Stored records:

:::

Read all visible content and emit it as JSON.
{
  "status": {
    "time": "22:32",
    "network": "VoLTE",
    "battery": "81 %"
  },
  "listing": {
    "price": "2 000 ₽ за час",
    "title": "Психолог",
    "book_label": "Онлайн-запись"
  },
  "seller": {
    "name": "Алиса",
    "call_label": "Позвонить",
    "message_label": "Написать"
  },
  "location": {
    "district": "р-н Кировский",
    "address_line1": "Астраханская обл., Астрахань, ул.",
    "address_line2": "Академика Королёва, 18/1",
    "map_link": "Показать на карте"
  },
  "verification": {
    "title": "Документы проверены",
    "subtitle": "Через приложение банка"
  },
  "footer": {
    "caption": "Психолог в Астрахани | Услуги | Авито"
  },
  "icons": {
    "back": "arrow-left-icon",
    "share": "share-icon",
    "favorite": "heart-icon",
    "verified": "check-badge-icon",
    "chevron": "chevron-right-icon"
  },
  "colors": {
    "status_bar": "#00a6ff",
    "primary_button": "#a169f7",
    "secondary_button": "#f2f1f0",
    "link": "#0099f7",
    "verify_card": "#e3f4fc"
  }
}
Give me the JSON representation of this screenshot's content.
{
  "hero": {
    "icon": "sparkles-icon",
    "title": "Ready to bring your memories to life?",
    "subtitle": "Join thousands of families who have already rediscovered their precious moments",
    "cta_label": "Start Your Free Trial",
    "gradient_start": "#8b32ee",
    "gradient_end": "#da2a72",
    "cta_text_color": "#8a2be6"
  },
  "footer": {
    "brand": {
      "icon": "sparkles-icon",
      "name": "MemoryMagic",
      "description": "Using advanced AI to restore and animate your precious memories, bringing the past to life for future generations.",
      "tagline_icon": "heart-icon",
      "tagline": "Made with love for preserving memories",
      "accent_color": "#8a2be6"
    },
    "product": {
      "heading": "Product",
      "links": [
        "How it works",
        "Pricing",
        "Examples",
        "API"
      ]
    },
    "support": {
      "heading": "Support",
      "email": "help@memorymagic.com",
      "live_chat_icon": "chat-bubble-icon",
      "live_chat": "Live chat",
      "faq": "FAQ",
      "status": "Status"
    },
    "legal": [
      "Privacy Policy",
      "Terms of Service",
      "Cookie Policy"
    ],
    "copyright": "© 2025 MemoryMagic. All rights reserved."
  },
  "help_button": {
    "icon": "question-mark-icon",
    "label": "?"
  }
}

:::

Aim of the exercise: Each record must be returned exactly as it is written.

Reply to the exercise:
Read all visible content and emit it as JSON.
{
  "status": {
    "time": "22:32",
    "network": "VoLTE",
    "battery": "81 %"
  },
  "listing": {
    "price": "2 000 ₽ за час",
    "title": "Психолог",
    "book_label": "Онлайн-запись"
  },
  "seller": {
    "name": "Алиса",
    "call_label": "Позвонить",
    "message_label": "Написать"
  },
  "location": {
    "district": "р-н Кировский",
    "address_line1": "Астраханская обл., Астрахань, ул.",
    "address_line2": "Академика Королёва, 18/1",
    "map_link": "Показать на карте"
  },
  "verification": {
    "title": "Документы проверены",
    "subtitle": "Через приложение банка"
  },
  "footer": {
    "caption": "Психолог в Астрахани | Услуги | Авито"
  },
  "icons": {
    "back": "arrow-left-icon",
    "share": "share-icon",
    "favorite": "heart-icon",
    "verified": "check-badge-icon",
    "chevron": "chevron-right-icon"
  },
  "colors": {
    "status_bar": "#00a6ff",
    "primary_button": "#a169f7",
    "secondary_button": "#f2f1f0",
    "link": "#0099f7",
    "verify_card": "#e3f4fc"
  }
}
Give me the JSON representation of this screenshot's content.
{
  "hero": {
    "icon": "sparkles-icon",
    "title": "Ready to bring your memories to life?",
    "subtitle": "Join thousands of families who have already rediscovered their precious moments",
    "cta_label": "Start Your Free Trial",
    "gradient_start": "#8b32ee",
    "gradient_end": "#da2a72",
    "cta_text_color": "#8a2be6"
  },
  "footer": {
    "brand": {
      "icon": "sparkles-icon",
      "name": "MemoryMagic",
      "description": "Using advanced AI to restore and animate your precious memories, bringing the past to life for future generations.",
      "tagline_icon": "heart-icon",
      "tagline": "Made with love for preserving memories",
      "accent_color": "#8a2be6"
    },
    "product": {
      "heading": "Product",
      "links": [
        "How it works",
        "Pricing",
        "Examples",
        "API"
      ]
    },
    "support": {
      "heading": "Support",
      "email": "help@memorymagic.com",
      "live_chat_icon": "chat-bubble-icon",
      "live_chat": "Live chat",
      "faq": "FAQ",
      "status": "Status"
    },
    "legal": [
      "Privacy Policy",
      "Terms of Service",
      "Cookie Policy"
    ],
    "copyright": "© 2025 MemoryMagic. All rights reserved."
  },
  "help_button": {
    "icon": "question-mark-icon",
    "label": "?"
  }
}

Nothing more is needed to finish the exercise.